### REQUIRED WORK:
Extract the records in full, leaving every picture out.

Begin DATASET EXTRACT

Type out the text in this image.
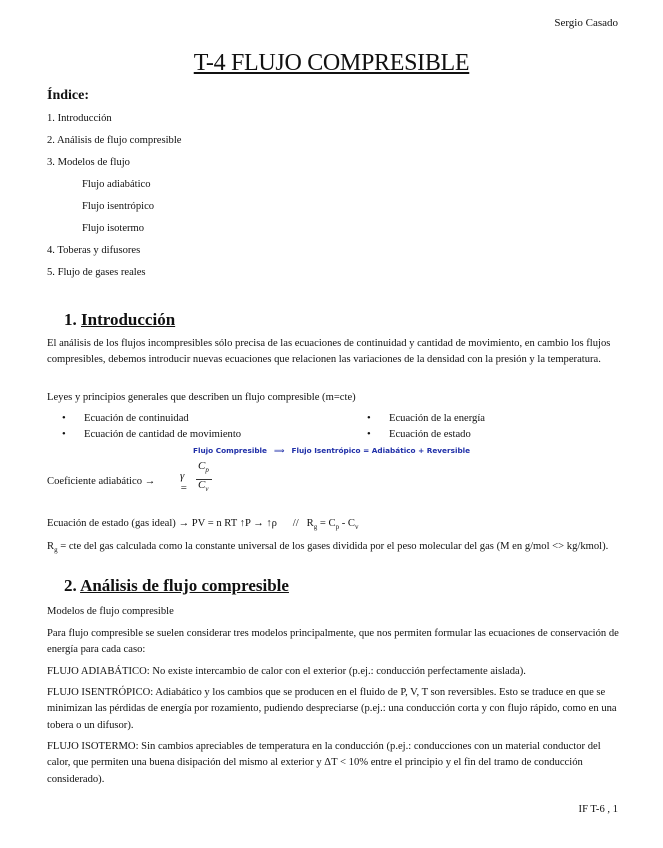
Sergio Casado
T-4 FLUJO COMPRESIBLE
Índice:
1. Introducción
2. Análisis de flujo compresible
3. Modelos de flujo
Flujo adiabático
Flujo isentrópico
Flujo isotermo
4. Toberas y difusores
5. Flujo de gases reales
1. Introducción
El análisis de los flujos incompresibles sólo precisa de las ecuaciones de continuidad y cantidad de movimiento, en cambio los flujos compresibles, debemos introducir nuevas ecuaciones que relacionen las variaciones de la densidad con la presión y la temperatura.
Leyes y principios generales que describen un flujo compresible (m=cte)
• Ecuación de continuidad
• Ecuación de cantidad de movimiento
• Ecuación de la energía
• Ecuación de estado
Flujo Compresible ⟹ Flujo Isentrópico = Adiabático + Reversible
Coeficiente adiabático →	γ =
$C_p$
$C_v$
Ecuación de estado (gas ideal) → PV = n RT ↑P → ↑ρ      //   $R_g = C_p - C_v$
$R_g$ = cte del gas calculada como la constante universal de los gases dividida por el peso molecular del gas (M en g/mol <> kg/kmol).
2. Análisis de flujo compresible
Modelos de flujo compresible
Para flujo compresible se suelen considerar tres modelos principalmente, que nos permiten formular las ecuaciones de conservación de energía para cada caso:
FLUJO ADIABÁTICO: No existe intercambio de calor con el exterior (p.ej.: conducción perfectamente aislada).
FLUJO ISENTRÓPICO: Adiabático y los cambios que se producen en el fluido de P, V, T son reversibles. Esto se traduce en que se minimizan las pérdidas de energía por rozamiento, pudiendo despreciarse (p.ej.: una conducción corta y con flujo rápido, como en una tobera o un difusor).
FLUJO ISOTERMO: Sin cambios apreciables de temperatura en la conducción (p.ej.: conducciones con un material conductor del calor, que permiten una buena disipación del mismo al exterior y ΔT < 10% entre el principio y el fin del tramo de conducción considerado).
IF T-6 , 1
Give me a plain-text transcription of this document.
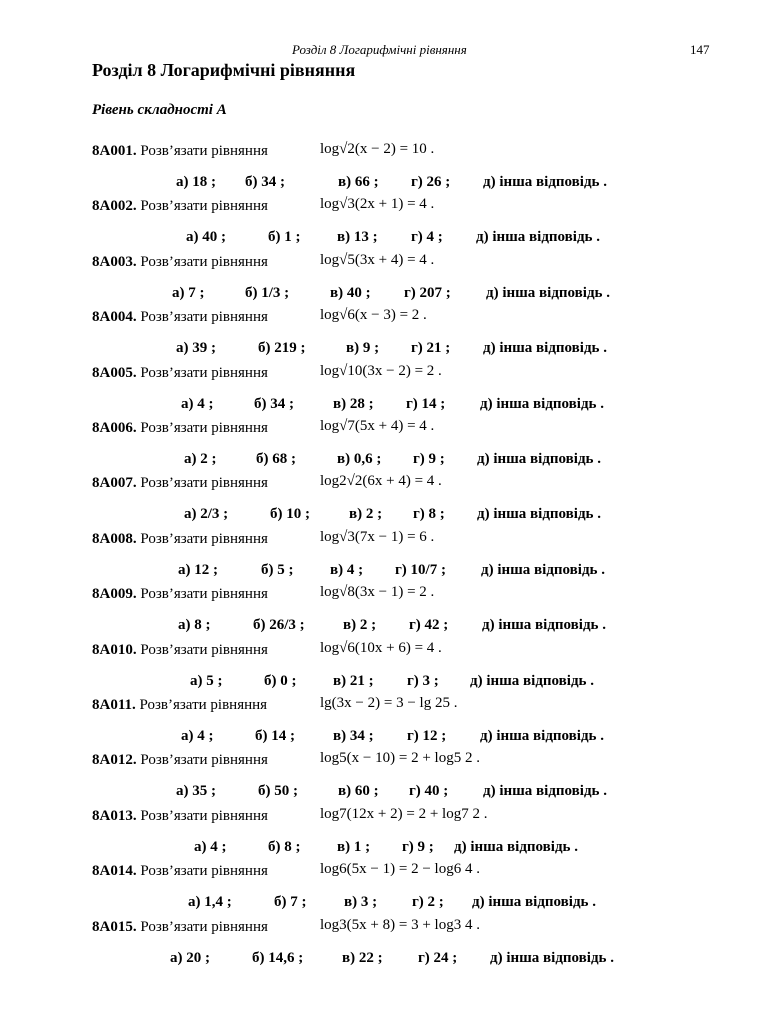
Розділ 8 Логарифмічні рівняння	147
Розділ 8 Логарифмічні рівняння
Рівень складності А
8А001. Розв’язати рівняння	log√2(x − 2) = 10 .
а) 18 ; б) 34 ;	в) 66 ; г) 26 ; д) інша відповідь .
8А002. Розв’язати рівняння	log√3(2x + 1) = 4 .
а) 40 ;	б) 1 ; в) 13 ; г) 4 ; д) інша відповідь .
8А003. Розв’язати рівняння	log√5(3x + 4) = 4 .
а) 7 ;	б) 1/3 ;	в) 40 ; г) 207 ; д) інша відповідь .
8А004. Розв’язати рівняння	log√6(x − 3) = 2 .
а) 39 ;	б) 219 ;	в) 9 ; г) 21 ; д) інша відповідь .
8А005. Розв’язати рівняння	log√10(3x − 2) = 2 .
а) 4 ;	б) 34 ;	в) 28 ; г) 14 ; д) інша відповідь .
8А006. Розв’язати рівняння	log√7(5x + 4) = 4 .
а) 2 ;	б) 68 ;	в) 0,6 ; г) 9 ; д) інша відповідь .
8А007. Розв’язати рівняння	log2√2(6x + 4) = 4 .
а) 2/3 ;	б) 10 ;	в) 2 ; г) 8 ; д) інша відповідь .
8А008. Розв’язати рівняння	log√3(7x − 1) = 6 .
а) 12 ;	б) 5 ; в) 4 ; г) 10/7 ; д) інша відповідь .
8А009. Розв’язати рівняння	log√8(3x − 1) = 2 .
а) 8 ;	б) 26/3 ;	в) 2 ; г) 42 ; д) інша відповідь .
8А010. Розв’язати рівняння	log√6(10x + 6) = 4 .
а) 5 ;	б) 0 ; в) 21 ; г) 3 ; д) інша відповідь .
8А011. Розв’язати рівняння	lg(3x − 2) = 3 − lg 25 .
а) 4 ;	б) 14 ;	в) 34 ; г) 12 ; д) інша відповідь .
8А012. Розв’язати рівняння	log5(x − 10) = 2 + log5 2 .
а) 35 ;	б) 50 ;	в) 60 ; г) 40 ; д) інша відповідь .
8А013. Розв’язати рівняння	log7(12x + 2) = 2 + log7 2 .
а) 4 ;	б) 8 ; в) 1 ; г) 9 ; д) інша відповідь .
8А014. Розв’язати рівняння	log6(5x − 1) = 2 − log6 4 .
а) 1,4 ;	б) 7 ;	в) 3 ; г) 2 ; д) інша відповідь .
8А015. Розв’язати рівняння	log3(5x + 8) = 3 + log3 4 .
а) 20 ;	б) 14,6 ;	в) 22 ; г) 24 ; д) інша відповідь .
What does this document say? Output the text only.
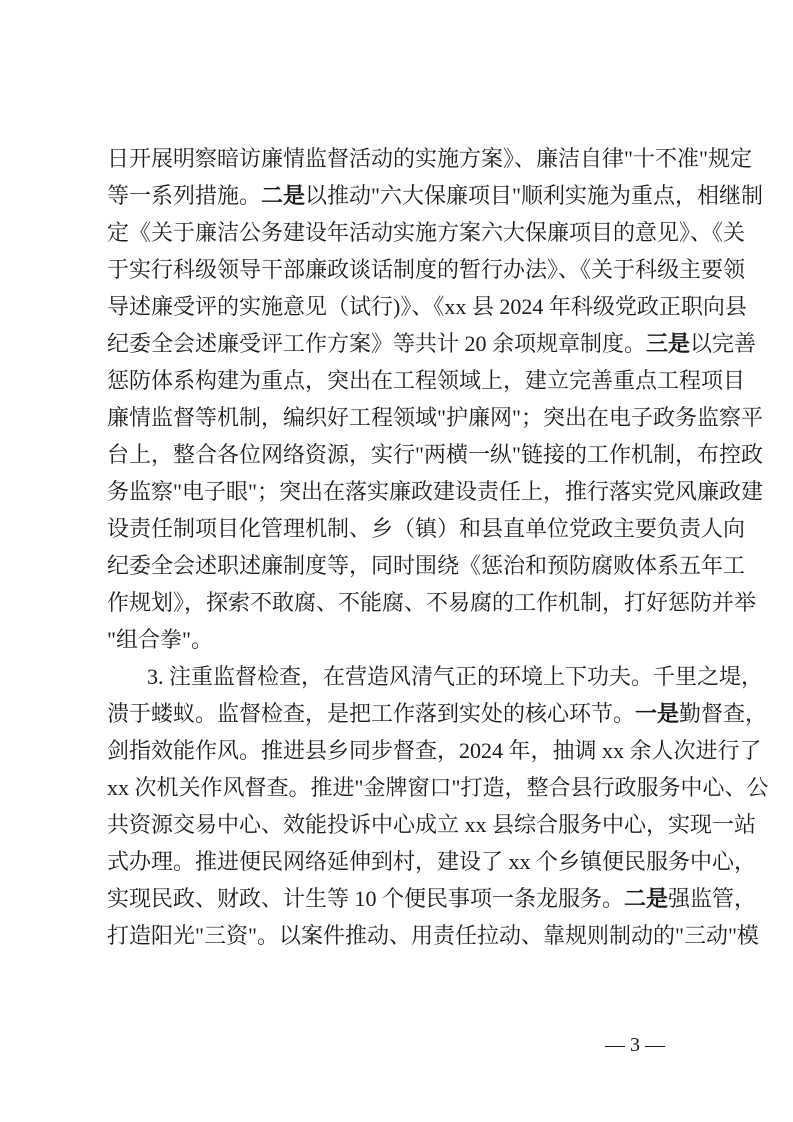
日开展明察暗访廉情监督活动的实施方案》、廉洁自律"十不准"规定
等一系列措施。二是以推动"六大保廉项目"顺利实施为重点，相继制
定《关于廉洁公务建设年活动实施方案六大保廉项目的意见》、《关
于实行科级领导干部廉政谈话制度的暂行办法》、《关于科级主要领
导述廉受评的实施意见（试行)》、《xx 县 2024 年科级党政正职向县
纪委全会述廉受评工作方案》等共计 20 余项规章制度。三是以完善
惩防体系构建为重点，突出在工程领域上，建立完善重点工程项目
廉情监督等机制，编织好工程领域"护廉网"；突出在电子政务监察平
台上，整合各位网络资源，实行"两横一纵"链接的工作机制，布控政
务监察"电子眼"；突出在落实廉政建设责任上，推行落实党风廉政建
设责任制项目化管理机制、乡（镇）和县直单位党政主要负责人向
纪委全会述职述廉制度等，同时围绕《惩治和预防腐败体系五年工
作规划》，探索不敢腐、不能腐、不易腐的工作机制，打好惩防并举
"组合拳"。
3. 注重监督检查，在营造风清气正的环境上下功夫。千里之堤，
溃于蝼蚁。监督检查，是把工作落到实处的核心环节。一是勤督查，
剑指效能作风。推进县乡同步督查，2024 年，抽调 xx 余人次进行了
xx 次机关作风督查。推进"金牌窗口"打造，整合县行政服务中心、公
共资源交易中心、效能投诉中心成立 xx 县综合服务中心，实现一站
式办理。推进便民网络延伸到村，建设了 xx 个乡镇便民服务中心，
实现民政、财政、计生等 10 个便民事项一条龙服务。二是强监管，
打造阳光"三资"。以案件推动、用责任拉动、靠规则制动的"三动"模
— 3 —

End DATASET EXTRACT

### SOLUTION BELOW:
Type out the text in this image.
Sergio Casado
T-4 FLUJO COMPRESIBLE
Índice:
1. Introducción
2. Análisis de flujo compresible
3. Modelos de flujo
Flujo adiabático
Flujo isentrópico
Flujo isotermo
4. Toberas y difusores
5. Flujo de gases reales
1. Introducción
El análisis de los flujos incompresibles sólo precisa de las ecuaciones de continuidad y cantidad de movimiento, en cambio los flujos compresibles, debemos introducir nuevas ecuaciones que relacionen las variaciones de la densidad con la presión y la temperatura.
Leyes y principios generales que describen un flujo compresible (m=cte)
• Ecuación de continuidad
• Ecuación de cantidad de movimiento
• Ecuación de la energía
• Ecuación de estado
Flujo Compresible ⟹ Flujo Isentrópico = Adiabático + Reversible
Coeficiente adiabático →	γ =
$C_p$
$C_v$
Ecuación de estado (gas ideal) → PV = n RT ↑P → ↑ρ      //   $R_g = C_p - C_v$
$R_g$ = cte del gas calculada como la constante universal de los gases dividida por el peso molecular del gas (M en g/mol <> kg/kmol).
2. Análisis de flujo compresible
Modelos de flujo compresible
Para flujo compresible se suelen considerar tres modelos principalmente, que nos permiten formular las ecuaciones de conservación de energía para cada caso:
FLUJO ADIABÁTICO: No existe intercambio de calor con el exterior (p.ej.: conducción perfectamente aislada).
FLUJO ISENTRÓPICO: Adiabático y los cambios que se producen en el fluido de P, V, T son reversibles. Esto se traduce en que se minimizan las pérdidas de energía por rozamiento, pudiendo despreciarse (p.ej.: una conducción corta y con flujo rápido, como en una tobera o un difusor).
FLUJO ISOTERMO: Sin cambios apreciables de temperatura en la conducción (p.ej.: conducciones con un material conductor del calor, que permiten una buena disipación del mismo al exterior y ΔT < 10% entre el principio y el fin del tramo de conducción considerado).
IF T-6 , 1
Give me a plain-text transcription of this document.
Розділ 8 Логарифмічні рівняння	147
Розділ 8 Логарифмічні рівняння
Рівень складності А
8А001. Розв’язати рівняння	log√2(x − 2) = 10 .
а) 18 ; б) 34 ;	в) 66 ; г) 26 ; д) інша відповідь .
8А002. Розв’язати рівняння	log√3(2x + 1) = 4 .
а) 40 ;	б) 1 ; в) 13 ; г) 4 ; д) інша відповідь .
8А003. Розв’язати рівняння	log√5(3x + 4) = 4 .
а) 7 ;	б) 1/3 ;	в) 40 ; г) 207 ; д) інша відповідь .
8А004. Розв’язати рівняння	log√6(x − 3) = 2 .
а) 39 ;	б) 219 ;	в) 9 ; г) 21 ; д) інша відповідь .
8А005. Розв’язати рівняння	log√10(3x − 2) = 2 .
а) 4 ;	б) 34 ;	в) 28 ; г) 14 ; д) інша відповідь .
8А006. Розв’язати рівняння	log√7(5x + 4) = 4 .
а) 2 ;	б) 68 ;	в) 0,6 ; г) 9 ; д) інша відповідь .
8А007. Розв’язати рівняння	log2√2(6x + 4) = 4 .
а) 2/3 ;	б) 10 ;	в) 2 ; г) 8 ; д) інша відповідь .
8А008. Розв’язати рівняння	log√3(7x − 1) = 6 .
а) 12 ;	б) 5 ; в) 4 ; г) 10/7 ; д) інша відповідь .
8А009. Розв’язати рівняння	log√8(3x − 1) = 2 .
а) 8 ;	б) 26/3 ;	в) 2 ; г) 42 ; д) інша відповідь .
8А010. Розв’язати рівняння	log√6(10x + 6) = 4 .
а) 5 ;	б) 0 ; в) 21 ; г) 3 ; д) інша відповідь .
8А011. Розв’язати рівняння	lg(3x − 2) = 3 − lg 25 .
а) 4 ;	б) 14 ;	в) 34 ; г) 12 ; д) інша відповідь .
8А012. Розв’язати рівняння	log5(x − 10) = 2 + log5 2 .
а) 35 ;	б) 50 ;	в) 60 ; г) 40 ; д) інша відповідь .
8А013. Розв’язати рівняння	log7(12x + 2) = 2 + log7 2 .
а) 4 ;	б) 8 ; в) 1 ; г) 9 ; д) інша відповідь .
8А014. Розв’язати рівняння	log6(5x − 1) = 2 − log6 4 .
а) 1,4 ;	б) 7 ;	в) 3 ; г) 2 ; д) інша відповідь .
8А015. Розв’язати рівняння	log3(5x + 8) = 3 + log3 4 .
а) 20 ;	б) 14,6 ;	в) 22 ; г) 24 ; д) інша відповідь .
What does this document say? Output the text only.
日开展明察暗访廉情监督活动的实施方案》、廉洁自律"十不准"规定
等一系列措施。二是以推动"六大保廉项目"顺利实施为重点，相继制
定《关于廉洁公务建设年活动实施方案六大保廉项目的意见》、《关
于实行科级领导干部廉政谈话制度的暂行办法》、《关于科级主要领
导述廉受评的实施意见（试行)》、《xx 县 2024 年科级党政正职向县
纪委全会述廉受评工作方案》等共计 20 余项规章制度。三是以完善
惩防体系构建为重点，突出在工程领域上，建立完善重点工程项目
廉情监督等机制，编织好工程领域"护廉网"；突出在电子政务监察平
台上，整合各位网络资源，实行"两横一纵"链接的工作机制，布控政
务监察"电子眼"；突出在落实廉政建设责任上，推行落实党风廉政建
设责任制项目化管理机制、乡（镇）和县直单位党政主要负责人向
纪委全会述职述廉制度等，同时围绕《惩治和预防腐败体系五年工
作规划》，探索不敢腐、不能腐、不易腐的工作机制，打好惩防并举
"组合拳"。
3. 注重监督检查，在营造风清气正的环境上下功夫。千里之堤，
溃于蝼蚁。监督检查，是把工作落到实处的核心环节。一是勤督查，
剑指效能作风。推进县乡同步督查，2024 年，抽调 xx 余人次进行了
xx 次机关作风督查。推进"金牌窗口"打造，整合县行政服务中心、公
共资源交易中心、效能投诉中心成立 xx 县综合服务中心，实现一站
式办理。推进便民网络延伸到村，建设了 xx 个乡镇便民服务中心，
实现民政、财政、计生等 10 个便民事项一条龙服务。二是强监管，
打造阳光"三资"。以案件推动、用责任拉动、靠规则制动的"三动"模
— 3 —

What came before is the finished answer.